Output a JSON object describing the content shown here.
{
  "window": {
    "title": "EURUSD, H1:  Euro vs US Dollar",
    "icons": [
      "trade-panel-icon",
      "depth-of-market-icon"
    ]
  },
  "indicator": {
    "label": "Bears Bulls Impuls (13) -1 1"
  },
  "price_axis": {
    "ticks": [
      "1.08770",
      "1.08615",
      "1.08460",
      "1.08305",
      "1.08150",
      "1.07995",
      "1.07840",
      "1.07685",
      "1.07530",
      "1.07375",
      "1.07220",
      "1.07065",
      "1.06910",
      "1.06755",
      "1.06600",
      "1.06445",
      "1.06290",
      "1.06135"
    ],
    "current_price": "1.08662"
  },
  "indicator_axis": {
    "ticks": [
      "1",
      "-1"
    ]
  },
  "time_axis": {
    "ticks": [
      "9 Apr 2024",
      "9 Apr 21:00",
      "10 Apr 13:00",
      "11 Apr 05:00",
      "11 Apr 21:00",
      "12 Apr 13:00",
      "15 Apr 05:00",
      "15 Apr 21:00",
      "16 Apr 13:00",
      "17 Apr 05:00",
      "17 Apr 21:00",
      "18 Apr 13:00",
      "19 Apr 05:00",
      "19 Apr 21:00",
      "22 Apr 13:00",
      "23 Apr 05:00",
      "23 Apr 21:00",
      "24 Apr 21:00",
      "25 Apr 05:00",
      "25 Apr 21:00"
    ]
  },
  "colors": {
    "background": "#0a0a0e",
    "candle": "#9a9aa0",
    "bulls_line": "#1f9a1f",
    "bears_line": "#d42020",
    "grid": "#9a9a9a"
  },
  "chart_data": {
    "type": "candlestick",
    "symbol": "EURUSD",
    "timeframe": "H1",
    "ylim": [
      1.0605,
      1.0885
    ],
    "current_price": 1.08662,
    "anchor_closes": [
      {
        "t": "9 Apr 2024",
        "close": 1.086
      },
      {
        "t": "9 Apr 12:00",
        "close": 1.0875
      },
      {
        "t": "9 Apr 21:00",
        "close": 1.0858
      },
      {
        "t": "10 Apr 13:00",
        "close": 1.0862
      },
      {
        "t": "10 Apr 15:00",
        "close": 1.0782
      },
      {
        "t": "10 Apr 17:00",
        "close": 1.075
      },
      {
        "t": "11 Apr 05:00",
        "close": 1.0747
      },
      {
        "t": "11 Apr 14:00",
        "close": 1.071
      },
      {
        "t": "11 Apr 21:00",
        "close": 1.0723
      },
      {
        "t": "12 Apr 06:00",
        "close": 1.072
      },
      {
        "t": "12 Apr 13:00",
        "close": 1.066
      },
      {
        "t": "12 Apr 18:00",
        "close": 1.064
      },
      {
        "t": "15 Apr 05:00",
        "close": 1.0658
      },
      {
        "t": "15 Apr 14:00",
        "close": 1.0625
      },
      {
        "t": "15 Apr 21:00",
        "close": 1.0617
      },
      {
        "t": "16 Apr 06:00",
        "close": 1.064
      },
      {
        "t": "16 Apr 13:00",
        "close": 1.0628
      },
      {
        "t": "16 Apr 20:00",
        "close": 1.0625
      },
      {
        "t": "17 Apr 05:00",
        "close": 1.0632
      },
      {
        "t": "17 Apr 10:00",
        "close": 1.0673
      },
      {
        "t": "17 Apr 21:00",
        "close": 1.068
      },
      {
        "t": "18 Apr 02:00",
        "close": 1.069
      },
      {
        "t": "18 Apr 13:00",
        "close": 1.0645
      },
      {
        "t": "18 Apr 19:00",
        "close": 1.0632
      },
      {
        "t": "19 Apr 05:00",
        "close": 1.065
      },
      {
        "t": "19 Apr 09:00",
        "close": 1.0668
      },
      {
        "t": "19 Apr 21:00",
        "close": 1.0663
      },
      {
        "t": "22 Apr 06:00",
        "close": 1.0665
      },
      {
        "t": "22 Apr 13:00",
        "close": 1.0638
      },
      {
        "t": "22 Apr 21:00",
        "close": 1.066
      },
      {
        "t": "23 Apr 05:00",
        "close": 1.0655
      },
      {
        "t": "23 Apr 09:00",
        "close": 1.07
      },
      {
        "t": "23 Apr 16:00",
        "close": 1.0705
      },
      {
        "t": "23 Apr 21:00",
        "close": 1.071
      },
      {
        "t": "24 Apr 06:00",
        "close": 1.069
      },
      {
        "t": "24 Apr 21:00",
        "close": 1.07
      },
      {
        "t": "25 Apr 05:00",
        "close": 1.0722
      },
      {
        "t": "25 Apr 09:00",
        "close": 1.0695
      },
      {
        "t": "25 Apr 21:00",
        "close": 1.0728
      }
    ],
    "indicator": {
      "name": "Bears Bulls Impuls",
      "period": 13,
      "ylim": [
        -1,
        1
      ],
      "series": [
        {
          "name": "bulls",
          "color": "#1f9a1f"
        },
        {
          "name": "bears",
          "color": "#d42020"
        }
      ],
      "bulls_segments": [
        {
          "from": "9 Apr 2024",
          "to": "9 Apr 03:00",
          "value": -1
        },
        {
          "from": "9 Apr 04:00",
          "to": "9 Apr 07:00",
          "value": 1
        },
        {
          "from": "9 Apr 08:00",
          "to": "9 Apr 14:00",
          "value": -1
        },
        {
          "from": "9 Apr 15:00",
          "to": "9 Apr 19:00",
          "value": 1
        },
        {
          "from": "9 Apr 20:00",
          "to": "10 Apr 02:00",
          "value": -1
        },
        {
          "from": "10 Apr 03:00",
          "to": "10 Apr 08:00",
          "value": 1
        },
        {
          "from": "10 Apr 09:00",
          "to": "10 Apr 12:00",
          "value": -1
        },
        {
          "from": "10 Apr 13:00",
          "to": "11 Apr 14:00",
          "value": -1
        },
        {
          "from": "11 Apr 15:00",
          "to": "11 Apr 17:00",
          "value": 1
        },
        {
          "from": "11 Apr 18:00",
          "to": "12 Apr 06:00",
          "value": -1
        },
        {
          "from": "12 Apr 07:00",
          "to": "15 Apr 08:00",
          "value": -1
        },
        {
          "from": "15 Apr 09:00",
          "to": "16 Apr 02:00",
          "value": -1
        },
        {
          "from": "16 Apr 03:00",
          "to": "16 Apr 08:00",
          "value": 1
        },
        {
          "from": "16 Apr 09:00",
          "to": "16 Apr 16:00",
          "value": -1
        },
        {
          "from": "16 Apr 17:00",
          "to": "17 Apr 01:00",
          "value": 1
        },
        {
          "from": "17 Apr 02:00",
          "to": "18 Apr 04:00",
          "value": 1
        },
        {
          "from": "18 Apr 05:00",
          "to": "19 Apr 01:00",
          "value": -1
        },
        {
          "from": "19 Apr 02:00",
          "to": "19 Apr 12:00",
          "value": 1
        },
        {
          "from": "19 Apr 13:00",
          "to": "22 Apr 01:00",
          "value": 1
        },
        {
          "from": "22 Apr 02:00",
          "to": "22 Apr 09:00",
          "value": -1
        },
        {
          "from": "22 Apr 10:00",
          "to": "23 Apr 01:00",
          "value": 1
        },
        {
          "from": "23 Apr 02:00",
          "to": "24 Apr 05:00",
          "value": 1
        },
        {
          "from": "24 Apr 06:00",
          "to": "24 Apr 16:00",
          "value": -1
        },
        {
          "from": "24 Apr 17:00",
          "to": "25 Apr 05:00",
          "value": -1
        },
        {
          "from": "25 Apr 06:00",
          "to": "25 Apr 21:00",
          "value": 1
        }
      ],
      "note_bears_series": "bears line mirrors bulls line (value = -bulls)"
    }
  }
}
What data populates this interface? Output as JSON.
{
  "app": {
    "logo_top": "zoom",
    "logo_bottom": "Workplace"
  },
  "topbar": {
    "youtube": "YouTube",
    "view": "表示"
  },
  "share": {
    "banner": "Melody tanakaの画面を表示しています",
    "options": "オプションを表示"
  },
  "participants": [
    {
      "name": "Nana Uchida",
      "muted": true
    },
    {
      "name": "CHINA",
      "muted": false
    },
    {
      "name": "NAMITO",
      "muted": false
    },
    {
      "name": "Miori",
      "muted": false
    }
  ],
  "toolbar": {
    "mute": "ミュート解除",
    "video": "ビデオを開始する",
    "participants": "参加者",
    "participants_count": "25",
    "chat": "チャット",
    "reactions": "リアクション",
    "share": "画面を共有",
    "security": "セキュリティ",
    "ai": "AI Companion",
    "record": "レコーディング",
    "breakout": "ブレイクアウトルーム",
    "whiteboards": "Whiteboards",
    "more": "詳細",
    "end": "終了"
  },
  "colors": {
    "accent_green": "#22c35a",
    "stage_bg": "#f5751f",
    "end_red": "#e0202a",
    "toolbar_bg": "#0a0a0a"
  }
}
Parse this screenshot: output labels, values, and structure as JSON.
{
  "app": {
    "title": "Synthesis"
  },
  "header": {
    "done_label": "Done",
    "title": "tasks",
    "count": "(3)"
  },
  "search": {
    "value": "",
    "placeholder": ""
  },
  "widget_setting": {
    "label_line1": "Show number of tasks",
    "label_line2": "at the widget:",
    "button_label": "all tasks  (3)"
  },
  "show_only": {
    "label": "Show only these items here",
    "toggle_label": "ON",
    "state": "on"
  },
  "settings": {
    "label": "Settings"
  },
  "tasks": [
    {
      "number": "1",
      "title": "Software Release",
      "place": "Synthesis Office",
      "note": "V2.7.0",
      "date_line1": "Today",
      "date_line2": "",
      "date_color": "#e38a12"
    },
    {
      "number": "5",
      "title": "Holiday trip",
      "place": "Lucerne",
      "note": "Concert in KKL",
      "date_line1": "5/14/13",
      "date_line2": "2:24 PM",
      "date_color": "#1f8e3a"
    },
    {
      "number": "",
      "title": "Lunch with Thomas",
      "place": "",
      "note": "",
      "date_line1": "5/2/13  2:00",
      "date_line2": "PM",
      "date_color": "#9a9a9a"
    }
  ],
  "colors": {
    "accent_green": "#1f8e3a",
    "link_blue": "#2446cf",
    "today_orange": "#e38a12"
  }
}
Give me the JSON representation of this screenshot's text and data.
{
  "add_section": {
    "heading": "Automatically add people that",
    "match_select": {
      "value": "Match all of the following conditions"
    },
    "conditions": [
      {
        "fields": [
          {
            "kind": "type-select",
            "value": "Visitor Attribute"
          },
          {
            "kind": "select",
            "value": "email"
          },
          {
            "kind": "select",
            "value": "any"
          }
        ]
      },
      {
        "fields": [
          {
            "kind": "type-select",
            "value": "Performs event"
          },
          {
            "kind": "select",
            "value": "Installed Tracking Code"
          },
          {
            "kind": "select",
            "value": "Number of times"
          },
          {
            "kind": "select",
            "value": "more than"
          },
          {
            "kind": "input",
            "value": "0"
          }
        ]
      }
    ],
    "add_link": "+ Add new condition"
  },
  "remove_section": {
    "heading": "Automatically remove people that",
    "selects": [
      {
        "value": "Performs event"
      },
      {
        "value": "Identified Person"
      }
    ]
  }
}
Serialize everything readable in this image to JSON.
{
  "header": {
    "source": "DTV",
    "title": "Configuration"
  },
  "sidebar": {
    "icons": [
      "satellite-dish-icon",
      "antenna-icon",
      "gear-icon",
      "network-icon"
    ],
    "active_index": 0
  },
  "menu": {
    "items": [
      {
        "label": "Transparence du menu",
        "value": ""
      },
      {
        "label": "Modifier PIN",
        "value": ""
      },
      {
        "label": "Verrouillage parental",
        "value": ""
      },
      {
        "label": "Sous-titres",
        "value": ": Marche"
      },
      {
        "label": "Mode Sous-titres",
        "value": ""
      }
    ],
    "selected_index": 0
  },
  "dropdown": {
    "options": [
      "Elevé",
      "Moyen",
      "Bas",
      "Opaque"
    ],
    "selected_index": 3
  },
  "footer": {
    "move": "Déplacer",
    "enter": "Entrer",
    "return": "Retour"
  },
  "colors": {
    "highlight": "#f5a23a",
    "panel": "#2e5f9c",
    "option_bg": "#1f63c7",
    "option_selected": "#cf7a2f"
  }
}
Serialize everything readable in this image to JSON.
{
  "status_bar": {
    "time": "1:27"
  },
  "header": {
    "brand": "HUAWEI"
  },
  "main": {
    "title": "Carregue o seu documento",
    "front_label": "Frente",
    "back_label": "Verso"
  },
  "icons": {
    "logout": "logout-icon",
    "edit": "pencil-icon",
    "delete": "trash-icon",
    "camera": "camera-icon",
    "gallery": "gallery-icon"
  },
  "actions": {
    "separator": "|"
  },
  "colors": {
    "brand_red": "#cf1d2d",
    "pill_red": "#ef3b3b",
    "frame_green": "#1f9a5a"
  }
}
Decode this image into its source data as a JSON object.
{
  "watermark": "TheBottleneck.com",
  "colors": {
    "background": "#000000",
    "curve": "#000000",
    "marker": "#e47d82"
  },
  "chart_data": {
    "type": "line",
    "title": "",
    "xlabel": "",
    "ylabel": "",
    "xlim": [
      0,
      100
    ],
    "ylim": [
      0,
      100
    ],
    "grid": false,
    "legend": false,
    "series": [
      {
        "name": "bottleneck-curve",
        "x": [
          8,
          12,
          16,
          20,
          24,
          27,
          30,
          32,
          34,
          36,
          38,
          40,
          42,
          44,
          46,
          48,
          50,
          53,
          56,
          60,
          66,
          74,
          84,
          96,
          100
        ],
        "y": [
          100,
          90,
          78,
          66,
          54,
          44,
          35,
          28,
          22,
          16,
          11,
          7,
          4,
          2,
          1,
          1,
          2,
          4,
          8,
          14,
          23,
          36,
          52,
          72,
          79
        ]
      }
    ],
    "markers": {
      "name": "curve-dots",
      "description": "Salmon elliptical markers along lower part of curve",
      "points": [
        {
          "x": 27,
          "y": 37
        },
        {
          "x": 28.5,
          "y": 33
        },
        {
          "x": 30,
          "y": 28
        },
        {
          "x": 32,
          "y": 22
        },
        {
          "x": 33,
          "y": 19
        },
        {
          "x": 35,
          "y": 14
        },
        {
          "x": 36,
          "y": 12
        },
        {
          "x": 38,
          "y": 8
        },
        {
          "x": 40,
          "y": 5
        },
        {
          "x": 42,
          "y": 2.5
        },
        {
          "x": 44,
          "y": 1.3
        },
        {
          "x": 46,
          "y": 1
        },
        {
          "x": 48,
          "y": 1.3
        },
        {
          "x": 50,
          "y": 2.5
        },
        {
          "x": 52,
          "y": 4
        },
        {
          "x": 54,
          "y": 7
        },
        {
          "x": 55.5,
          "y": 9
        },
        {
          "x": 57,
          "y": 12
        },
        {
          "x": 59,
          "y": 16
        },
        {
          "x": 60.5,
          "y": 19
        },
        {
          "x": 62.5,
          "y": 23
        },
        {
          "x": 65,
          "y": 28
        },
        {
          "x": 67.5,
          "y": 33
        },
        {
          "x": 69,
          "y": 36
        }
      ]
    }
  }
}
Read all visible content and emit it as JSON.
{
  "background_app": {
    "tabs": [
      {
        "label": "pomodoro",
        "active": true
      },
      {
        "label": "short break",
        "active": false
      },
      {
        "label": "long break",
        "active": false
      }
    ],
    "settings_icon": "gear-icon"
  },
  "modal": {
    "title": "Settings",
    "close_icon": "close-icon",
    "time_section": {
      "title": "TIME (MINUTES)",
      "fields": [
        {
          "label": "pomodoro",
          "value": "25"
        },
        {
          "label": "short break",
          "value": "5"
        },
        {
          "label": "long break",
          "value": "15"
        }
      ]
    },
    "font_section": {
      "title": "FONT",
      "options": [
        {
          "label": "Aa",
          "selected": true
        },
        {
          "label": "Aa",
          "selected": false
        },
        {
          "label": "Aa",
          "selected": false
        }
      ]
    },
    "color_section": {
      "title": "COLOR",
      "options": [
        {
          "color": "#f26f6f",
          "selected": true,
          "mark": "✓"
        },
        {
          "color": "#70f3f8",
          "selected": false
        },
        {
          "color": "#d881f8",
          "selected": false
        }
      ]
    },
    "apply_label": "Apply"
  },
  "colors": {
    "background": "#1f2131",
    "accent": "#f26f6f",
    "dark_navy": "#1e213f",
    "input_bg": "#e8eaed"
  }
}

▶ _The problem_:
Filter the listing for the word "object" and copy every line that holds it.

▶ _Correct output_:
Output a JSON object describing the content shown here.
Decode this image into its source data as a JSON object.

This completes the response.